## Given problem
List each line of the data in which the string "далее" appears.
### Data listing ###
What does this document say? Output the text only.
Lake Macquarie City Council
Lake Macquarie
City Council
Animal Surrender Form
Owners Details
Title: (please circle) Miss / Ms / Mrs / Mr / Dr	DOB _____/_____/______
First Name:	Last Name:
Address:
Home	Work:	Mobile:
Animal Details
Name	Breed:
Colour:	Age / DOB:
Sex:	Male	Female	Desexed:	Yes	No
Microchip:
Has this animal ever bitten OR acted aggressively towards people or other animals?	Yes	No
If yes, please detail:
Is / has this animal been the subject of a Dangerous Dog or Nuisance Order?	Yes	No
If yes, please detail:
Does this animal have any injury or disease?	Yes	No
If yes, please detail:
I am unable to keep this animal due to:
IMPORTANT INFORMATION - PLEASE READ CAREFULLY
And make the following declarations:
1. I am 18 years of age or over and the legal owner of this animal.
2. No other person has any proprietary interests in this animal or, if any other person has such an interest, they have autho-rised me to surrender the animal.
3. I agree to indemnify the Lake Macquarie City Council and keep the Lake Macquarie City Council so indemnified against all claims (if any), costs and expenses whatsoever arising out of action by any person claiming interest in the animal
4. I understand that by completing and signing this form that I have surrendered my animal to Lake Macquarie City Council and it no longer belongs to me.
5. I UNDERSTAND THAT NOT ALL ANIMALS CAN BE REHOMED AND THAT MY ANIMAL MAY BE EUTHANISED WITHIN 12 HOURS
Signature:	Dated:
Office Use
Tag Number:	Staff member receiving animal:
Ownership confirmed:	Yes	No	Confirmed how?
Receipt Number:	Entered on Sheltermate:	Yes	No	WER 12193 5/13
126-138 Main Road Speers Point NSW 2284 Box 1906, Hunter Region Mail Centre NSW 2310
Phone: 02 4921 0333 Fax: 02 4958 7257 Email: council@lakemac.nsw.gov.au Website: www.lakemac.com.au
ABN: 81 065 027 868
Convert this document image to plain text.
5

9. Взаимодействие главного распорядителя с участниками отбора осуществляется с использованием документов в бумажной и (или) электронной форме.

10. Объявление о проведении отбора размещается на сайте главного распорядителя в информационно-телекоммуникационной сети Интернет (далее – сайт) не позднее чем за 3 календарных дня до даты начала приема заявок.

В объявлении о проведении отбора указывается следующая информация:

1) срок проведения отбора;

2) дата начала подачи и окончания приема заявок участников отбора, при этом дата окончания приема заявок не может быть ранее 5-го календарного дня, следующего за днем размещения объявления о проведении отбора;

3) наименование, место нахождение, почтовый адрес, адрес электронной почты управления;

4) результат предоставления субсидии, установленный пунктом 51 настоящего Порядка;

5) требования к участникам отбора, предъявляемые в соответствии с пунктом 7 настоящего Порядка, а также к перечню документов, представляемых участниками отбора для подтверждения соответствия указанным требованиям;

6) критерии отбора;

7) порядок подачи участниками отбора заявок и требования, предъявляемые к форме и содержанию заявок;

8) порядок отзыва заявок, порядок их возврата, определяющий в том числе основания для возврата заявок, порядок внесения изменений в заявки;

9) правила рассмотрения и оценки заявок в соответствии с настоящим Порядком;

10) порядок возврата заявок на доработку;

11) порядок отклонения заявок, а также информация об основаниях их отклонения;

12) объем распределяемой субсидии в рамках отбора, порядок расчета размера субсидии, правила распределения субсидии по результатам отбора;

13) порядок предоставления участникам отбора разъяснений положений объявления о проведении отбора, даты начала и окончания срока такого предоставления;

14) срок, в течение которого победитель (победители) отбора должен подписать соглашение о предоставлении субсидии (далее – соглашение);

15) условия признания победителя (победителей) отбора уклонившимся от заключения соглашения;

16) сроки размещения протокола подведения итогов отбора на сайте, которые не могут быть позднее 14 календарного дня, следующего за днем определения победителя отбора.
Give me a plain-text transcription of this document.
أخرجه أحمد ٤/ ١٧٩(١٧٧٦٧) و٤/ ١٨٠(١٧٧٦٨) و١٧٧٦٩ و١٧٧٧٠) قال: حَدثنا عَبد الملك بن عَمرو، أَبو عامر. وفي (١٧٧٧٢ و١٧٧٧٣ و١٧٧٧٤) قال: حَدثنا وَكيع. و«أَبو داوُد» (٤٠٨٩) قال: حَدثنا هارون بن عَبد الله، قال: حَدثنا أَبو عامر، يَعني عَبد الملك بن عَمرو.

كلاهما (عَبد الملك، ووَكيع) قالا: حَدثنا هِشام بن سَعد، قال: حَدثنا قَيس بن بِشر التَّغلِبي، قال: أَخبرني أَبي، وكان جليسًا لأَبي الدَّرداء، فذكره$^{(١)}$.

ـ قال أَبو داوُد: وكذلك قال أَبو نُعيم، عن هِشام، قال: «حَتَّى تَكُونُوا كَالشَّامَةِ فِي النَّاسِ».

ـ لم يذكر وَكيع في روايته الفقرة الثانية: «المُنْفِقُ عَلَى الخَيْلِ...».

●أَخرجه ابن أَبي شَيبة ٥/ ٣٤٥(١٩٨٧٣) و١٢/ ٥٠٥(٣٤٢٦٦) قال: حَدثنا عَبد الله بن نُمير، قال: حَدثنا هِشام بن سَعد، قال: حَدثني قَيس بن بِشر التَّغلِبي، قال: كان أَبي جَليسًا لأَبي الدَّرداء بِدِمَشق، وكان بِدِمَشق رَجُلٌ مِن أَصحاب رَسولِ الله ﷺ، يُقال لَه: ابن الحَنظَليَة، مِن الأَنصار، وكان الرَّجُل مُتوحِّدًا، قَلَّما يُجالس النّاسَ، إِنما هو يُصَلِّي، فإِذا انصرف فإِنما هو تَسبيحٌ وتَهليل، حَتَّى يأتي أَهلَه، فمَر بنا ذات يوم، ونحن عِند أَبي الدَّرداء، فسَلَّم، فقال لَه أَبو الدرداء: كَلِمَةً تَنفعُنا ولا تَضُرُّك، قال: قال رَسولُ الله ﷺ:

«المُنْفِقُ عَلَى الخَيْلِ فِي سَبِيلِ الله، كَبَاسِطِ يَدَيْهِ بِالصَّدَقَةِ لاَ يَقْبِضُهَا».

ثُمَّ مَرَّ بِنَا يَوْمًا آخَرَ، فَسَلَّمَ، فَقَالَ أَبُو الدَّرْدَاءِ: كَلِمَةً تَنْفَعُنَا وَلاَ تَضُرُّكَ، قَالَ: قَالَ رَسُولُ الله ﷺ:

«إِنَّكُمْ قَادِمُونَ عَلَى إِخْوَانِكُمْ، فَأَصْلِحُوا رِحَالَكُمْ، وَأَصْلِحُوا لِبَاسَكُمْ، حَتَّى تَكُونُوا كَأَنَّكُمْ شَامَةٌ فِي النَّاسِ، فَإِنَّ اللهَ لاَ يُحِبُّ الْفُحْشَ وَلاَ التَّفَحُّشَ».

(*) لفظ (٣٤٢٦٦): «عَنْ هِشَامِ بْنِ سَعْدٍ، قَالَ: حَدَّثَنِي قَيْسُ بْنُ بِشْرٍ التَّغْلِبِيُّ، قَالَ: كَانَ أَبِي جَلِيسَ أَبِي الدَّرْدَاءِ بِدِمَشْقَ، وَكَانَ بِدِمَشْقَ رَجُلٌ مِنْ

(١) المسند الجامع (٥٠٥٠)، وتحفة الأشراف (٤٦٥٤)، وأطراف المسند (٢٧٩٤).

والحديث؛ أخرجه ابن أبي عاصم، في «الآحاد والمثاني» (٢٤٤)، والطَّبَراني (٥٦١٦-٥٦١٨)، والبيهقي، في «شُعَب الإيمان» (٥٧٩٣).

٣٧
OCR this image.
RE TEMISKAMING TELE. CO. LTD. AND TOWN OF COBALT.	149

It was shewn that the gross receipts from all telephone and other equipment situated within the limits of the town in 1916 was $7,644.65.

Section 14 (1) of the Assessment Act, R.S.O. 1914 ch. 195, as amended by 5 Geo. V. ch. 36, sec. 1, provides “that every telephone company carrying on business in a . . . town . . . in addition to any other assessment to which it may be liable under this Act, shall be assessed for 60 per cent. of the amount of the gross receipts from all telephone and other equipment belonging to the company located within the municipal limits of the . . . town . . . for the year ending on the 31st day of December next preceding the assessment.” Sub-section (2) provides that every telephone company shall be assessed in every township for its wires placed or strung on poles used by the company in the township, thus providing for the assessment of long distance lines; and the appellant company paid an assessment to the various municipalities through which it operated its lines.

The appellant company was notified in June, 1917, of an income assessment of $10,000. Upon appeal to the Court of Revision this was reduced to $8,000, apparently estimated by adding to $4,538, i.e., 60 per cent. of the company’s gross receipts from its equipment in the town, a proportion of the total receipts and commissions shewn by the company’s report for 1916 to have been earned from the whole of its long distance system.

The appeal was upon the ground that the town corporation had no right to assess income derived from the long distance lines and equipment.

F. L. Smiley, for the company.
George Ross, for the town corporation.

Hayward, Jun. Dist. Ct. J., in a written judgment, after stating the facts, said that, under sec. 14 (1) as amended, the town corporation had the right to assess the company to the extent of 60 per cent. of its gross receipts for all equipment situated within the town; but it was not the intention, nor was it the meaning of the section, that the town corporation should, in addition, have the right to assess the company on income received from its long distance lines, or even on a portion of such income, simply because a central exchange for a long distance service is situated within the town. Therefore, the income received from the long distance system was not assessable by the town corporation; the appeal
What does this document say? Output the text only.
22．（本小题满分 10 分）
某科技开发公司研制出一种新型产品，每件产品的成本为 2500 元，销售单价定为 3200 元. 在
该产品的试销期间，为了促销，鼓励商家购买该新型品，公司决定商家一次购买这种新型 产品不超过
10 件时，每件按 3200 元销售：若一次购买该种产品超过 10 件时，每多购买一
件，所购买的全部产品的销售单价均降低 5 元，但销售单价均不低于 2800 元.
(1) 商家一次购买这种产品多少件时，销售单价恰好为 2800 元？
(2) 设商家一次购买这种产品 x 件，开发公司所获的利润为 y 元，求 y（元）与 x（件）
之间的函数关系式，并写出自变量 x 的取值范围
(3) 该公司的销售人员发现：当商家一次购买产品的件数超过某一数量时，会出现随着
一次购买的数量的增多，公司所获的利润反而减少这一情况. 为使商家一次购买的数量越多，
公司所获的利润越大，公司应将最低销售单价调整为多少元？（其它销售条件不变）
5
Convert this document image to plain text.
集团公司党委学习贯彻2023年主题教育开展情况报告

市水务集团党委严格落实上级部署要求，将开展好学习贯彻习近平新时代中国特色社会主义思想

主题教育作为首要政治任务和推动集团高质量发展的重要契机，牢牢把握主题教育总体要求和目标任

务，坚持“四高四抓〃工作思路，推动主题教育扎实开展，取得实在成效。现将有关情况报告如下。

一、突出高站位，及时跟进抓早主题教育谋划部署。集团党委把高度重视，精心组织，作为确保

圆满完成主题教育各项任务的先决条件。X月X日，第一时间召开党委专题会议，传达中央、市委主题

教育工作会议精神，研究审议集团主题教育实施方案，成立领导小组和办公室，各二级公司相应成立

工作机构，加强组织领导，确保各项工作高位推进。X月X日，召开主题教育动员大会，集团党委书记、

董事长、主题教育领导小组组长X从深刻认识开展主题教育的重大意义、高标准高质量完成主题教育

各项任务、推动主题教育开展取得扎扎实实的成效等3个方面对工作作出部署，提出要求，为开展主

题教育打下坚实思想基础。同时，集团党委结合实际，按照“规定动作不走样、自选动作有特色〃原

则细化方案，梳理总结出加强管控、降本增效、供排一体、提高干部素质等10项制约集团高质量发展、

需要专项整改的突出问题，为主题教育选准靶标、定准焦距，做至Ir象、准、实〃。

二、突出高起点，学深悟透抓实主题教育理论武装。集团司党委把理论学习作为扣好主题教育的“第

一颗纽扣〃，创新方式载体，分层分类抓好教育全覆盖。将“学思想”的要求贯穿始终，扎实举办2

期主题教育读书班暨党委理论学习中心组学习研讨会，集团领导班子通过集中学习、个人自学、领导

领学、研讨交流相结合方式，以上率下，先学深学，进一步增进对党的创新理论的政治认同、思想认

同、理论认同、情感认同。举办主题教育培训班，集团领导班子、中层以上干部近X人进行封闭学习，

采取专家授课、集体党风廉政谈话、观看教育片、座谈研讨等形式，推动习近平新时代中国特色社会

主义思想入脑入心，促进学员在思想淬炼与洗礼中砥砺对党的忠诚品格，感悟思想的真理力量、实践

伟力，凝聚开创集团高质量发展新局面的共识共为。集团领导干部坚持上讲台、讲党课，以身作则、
###
## Task answer
10. Объявление о проведении отбора размещается на сайте главного распорядителя в информационно-телекоммуникационной сети Интернет (далее – сайт) не позднее чем за 3 календарных дня до даты начала приема заявок.
14) срок, в течение которого победитель (победители) отбора должен подписать соглашение о предоставлении субсидии (далее – соглашение);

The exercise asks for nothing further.